## OBJECTIVE:
Lines containing the string "Total" are to be collected in full.

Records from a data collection
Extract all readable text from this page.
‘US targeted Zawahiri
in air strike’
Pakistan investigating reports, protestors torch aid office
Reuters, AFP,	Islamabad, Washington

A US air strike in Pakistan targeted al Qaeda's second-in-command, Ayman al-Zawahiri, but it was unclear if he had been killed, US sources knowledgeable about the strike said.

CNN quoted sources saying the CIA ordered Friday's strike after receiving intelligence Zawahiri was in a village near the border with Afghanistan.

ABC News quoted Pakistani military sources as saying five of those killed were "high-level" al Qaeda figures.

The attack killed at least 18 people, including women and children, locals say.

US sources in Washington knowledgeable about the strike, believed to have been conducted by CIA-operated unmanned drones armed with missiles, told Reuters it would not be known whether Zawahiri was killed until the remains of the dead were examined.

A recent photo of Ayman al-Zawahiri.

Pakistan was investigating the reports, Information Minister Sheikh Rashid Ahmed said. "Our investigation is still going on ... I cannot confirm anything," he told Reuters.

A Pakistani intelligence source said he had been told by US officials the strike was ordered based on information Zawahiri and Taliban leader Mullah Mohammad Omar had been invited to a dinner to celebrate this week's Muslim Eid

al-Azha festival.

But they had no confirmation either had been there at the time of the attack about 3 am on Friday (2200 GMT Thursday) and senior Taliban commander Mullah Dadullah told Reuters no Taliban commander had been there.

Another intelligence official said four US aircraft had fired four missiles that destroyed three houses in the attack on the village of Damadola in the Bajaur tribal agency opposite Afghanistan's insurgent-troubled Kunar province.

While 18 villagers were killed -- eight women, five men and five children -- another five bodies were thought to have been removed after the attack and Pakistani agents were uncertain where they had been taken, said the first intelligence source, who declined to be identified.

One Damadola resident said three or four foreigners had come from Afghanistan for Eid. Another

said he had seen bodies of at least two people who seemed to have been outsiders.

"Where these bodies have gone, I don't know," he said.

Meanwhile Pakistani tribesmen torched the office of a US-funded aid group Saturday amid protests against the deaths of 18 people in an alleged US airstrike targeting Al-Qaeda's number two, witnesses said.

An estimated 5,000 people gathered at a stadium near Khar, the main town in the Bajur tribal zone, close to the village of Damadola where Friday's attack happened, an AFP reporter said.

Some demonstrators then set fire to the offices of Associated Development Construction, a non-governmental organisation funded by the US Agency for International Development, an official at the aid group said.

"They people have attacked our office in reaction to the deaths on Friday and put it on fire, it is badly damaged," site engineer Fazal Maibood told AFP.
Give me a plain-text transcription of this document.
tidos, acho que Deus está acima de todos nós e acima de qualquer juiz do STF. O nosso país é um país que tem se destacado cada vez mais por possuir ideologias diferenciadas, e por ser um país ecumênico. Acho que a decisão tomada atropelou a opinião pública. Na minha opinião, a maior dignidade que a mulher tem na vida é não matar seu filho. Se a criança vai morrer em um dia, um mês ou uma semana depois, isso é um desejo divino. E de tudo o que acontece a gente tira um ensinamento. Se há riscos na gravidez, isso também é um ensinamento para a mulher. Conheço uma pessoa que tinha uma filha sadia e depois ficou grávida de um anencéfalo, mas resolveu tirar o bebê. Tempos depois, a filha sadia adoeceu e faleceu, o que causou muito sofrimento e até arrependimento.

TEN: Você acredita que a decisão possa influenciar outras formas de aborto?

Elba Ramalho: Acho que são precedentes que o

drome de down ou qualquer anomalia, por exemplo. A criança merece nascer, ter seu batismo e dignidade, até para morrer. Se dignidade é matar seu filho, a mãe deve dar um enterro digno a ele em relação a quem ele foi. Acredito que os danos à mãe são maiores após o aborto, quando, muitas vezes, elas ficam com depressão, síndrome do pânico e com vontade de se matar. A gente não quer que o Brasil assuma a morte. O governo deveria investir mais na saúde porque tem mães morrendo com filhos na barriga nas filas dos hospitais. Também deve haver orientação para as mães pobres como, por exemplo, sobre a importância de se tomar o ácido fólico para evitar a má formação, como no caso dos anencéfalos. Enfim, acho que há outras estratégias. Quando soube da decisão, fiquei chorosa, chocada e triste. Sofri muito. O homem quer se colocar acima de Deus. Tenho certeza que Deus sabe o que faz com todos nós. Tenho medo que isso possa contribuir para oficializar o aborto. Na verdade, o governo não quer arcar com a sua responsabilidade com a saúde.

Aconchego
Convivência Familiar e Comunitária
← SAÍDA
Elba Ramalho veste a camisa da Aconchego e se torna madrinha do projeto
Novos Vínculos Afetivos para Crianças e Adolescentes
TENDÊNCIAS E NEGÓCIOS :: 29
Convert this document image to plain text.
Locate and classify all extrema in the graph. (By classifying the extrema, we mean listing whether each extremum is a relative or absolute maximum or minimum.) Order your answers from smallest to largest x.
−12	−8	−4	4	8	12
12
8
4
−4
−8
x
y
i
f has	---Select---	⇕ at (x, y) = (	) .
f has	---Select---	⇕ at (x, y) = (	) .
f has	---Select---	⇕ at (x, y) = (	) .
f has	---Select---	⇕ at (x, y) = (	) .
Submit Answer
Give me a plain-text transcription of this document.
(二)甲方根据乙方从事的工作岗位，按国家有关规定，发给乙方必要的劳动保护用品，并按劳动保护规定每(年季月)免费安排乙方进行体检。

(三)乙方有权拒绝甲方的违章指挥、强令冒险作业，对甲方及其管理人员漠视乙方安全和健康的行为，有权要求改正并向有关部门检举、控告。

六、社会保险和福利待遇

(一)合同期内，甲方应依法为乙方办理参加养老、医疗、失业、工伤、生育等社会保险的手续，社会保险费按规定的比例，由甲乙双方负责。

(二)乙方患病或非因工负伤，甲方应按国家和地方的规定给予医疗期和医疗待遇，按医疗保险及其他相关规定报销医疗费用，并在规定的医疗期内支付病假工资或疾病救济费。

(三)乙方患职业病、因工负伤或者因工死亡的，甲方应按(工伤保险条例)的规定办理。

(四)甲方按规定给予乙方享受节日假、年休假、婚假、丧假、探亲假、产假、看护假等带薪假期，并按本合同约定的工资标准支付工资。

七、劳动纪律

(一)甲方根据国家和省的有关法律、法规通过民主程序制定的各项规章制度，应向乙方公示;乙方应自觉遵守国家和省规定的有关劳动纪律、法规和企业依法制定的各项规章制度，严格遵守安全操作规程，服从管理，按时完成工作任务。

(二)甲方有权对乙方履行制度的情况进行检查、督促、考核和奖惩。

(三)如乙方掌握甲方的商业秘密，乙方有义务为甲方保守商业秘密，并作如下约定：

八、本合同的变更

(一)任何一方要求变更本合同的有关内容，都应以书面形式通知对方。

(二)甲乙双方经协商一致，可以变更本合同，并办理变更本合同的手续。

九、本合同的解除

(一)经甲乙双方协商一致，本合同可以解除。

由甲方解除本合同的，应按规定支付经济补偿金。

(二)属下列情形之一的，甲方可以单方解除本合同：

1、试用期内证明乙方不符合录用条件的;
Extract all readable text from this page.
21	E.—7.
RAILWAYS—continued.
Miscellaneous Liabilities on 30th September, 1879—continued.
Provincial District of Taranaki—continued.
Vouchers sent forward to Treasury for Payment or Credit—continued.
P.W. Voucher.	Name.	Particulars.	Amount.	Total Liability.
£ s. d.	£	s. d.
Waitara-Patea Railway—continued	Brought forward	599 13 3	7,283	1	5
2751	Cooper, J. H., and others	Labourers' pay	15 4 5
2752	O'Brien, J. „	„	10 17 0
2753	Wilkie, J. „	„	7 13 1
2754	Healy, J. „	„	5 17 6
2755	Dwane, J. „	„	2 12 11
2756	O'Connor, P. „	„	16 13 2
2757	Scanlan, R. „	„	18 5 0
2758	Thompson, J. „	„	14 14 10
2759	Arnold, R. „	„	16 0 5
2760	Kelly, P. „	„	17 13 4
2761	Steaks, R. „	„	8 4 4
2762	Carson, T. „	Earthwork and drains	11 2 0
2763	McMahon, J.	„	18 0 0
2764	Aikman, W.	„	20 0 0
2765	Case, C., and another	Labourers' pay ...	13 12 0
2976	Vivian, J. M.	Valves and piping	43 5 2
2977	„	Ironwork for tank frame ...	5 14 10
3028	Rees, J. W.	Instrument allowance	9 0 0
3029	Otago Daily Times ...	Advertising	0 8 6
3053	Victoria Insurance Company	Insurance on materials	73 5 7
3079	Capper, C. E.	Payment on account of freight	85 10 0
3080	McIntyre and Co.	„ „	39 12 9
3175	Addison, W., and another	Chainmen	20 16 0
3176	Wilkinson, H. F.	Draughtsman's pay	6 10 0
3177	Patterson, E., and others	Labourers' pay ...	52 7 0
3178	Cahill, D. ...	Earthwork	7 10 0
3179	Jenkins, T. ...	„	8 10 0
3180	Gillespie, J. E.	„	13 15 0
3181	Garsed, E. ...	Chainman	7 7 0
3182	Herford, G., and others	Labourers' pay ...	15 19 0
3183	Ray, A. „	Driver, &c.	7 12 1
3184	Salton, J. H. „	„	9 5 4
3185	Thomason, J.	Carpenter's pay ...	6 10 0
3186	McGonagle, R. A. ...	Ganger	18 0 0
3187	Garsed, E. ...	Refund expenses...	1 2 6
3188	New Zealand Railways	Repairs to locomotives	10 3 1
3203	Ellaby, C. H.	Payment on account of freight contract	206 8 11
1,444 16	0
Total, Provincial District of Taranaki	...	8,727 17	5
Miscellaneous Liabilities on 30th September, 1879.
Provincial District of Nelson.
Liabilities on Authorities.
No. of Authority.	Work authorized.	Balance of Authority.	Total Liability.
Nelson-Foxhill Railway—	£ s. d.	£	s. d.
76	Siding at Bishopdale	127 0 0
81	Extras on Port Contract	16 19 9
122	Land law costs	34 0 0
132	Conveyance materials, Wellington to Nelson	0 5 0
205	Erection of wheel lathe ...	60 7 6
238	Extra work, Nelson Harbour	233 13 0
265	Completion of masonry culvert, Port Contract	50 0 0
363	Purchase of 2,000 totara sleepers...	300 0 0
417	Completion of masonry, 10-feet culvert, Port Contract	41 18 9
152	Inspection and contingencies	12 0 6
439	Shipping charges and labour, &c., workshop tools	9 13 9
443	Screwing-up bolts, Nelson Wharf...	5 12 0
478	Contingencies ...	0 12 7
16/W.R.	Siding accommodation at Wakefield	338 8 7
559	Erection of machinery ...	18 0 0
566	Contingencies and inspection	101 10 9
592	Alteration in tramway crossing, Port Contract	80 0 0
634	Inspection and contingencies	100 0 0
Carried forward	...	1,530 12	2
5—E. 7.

## ANSWER IN FULL:
P.W. Voucher.	Name.	Particulars.	Amount.	Total Liability.
Total, Provincial District of Taranaki	...	8,727 17	5
No. of Authority.	Work authorized.	Balance of Authority.	Total Liability.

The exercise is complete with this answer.